(Region and label listings)
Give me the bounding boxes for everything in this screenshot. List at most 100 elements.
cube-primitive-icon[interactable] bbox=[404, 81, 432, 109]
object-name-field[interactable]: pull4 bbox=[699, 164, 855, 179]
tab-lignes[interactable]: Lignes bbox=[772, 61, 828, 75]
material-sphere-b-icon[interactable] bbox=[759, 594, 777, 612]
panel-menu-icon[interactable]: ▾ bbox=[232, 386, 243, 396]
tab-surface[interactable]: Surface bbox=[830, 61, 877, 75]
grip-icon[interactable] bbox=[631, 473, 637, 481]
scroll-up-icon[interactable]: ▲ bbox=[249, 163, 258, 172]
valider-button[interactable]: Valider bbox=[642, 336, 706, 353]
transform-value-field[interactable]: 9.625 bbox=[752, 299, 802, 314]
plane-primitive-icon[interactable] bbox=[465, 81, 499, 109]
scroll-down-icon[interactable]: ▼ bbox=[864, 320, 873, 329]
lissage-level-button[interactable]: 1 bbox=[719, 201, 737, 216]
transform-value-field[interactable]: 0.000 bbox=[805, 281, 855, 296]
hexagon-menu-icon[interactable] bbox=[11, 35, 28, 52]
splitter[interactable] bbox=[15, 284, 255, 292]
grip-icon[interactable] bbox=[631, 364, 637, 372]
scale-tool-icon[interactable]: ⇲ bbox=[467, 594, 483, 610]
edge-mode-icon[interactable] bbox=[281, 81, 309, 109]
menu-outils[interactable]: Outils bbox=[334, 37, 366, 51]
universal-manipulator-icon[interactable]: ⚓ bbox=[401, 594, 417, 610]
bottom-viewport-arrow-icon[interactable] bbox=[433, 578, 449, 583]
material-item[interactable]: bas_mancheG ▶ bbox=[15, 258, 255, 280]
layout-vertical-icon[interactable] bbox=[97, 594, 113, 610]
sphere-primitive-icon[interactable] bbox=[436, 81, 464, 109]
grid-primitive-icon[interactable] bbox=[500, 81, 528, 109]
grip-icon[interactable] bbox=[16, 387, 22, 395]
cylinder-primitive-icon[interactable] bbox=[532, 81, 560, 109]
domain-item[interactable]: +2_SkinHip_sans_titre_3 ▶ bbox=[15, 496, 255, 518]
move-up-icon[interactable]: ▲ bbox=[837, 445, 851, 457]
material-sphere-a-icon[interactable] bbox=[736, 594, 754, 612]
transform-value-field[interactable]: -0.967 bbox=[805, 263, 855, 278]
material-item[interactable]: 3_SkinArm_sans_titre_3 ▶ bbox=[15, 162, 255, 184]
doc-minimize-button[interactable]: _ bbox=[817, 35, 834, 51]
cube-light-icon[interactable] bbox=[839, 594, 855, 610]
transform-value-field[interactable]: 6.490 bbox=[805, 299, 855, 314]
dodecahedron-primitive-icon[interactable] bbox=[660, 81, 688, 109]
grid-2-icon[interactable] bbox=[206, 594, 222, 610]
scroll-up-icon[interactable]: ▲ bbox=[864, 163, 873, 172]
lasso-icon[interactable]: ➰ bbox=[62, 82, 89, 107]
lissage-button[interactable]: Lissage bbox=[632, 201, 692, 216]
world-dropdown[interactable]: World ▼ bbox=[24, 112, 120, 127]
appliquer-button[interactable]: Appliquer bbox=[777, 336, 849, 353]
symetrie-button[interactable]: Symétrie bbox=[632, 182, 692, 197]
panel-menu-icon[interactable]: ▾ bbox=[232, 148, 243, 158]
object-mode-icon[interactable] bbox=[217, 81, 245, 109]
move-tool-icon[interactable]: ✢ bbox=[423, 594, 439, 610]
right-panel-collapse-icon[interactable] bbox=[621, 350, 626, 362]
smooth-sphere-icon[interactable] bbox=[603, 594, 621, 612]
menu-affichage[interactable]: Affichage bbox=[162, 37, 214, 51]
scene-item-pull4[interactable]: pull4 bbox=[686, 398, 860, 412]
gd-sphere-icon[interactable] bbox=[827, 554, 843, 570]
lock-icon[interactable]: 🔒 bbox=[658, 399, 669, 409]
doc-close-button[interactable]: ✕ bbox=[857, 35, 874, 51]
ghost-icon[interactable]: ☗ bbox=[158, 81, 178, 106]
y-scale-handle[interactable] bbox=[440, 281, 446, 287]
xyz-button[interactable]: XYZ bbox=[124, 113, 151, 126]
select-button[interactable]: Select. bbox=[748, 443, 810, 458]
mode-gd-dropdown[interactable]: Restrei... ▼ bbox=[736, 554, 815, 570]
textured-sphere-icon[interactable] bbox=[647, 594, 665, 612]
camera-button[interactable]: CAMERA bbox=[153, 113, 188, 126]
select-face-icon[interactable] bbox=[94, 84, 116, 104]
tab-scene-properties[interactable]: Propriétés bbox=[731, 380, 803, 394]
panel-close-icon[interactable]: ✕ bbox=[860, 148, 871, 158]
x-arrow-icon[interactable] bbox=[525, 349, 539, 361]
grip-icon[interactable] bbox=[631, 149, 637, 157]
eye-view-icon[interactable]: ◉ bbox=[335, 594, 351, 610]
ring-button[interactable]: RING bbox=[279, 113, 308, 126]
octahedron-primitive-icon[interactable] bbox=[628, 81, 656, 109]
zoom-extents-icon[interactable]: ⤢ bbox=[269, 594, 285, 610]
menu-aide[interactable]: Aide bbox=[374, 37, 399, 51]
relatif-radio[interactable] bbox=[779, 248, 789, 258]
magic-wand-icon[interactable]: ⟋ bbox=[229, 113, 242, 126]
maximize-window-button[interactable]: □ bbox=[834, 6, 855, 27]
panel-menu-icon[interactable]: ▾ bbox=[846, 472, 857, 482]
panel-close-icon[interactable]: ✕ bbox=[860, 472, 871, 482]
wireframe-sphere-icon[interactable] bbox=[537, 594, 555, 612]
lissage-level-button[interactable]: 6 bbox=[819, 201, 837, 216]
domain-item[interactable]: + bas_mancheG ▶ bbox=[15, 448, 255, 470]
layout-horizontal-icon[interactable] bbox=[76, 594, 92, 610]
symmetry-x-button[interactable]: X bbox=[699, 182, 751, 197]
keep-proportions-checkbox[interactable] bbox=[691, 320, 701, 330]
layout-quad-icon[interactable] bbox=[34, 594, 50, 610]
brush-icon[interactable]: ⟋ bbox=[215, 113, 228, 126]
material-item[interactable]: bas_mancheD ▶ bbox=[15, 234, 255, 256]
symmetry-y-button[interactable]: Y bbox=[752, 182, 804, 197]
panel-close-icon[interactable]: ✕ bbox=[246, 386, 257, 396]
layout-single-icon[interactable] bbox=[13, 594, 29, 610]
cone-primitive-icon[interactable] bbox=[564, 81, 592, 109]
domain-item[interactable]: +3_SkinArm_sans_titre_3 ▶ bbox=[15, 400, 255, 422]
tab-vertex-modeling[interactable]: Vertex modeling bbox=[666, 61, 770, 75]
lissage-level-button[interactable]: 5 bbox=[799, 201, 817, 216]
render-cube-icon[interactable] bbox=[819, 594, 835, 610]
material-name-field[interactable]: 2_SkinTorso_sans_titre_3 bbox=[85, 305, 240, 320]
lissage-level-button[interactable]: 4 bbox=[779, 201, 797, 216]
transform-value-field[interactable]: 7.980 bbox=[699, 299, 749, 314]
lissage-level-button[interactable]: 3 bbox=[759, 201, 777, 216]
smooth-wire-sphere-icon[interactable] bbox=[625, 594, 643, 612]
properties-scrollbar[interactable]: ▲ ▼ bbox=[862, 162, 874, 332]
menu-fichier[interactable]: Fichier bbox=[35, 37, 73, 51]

> **GIVEN PROBLEM**
Identify every line in the listings above that contains the string "level", and copy each one. Case counts.

> **TASK RESPONSE**
lissage-level-button[interactable]: 1 bbox=[719, 201, 737, 216]
lissage-level-button[interactable]: 6 bbox=[819, 201, 837, 216]
lissage-level-button[interactable]: 5 bbox=[799, 201, 817, 216]
lissage-level-button[interactable]: 4 bbox=[779, 201, 797, 216]
lissage-level-button[interactable]: 3 bbox=[759, 201, 777, 216]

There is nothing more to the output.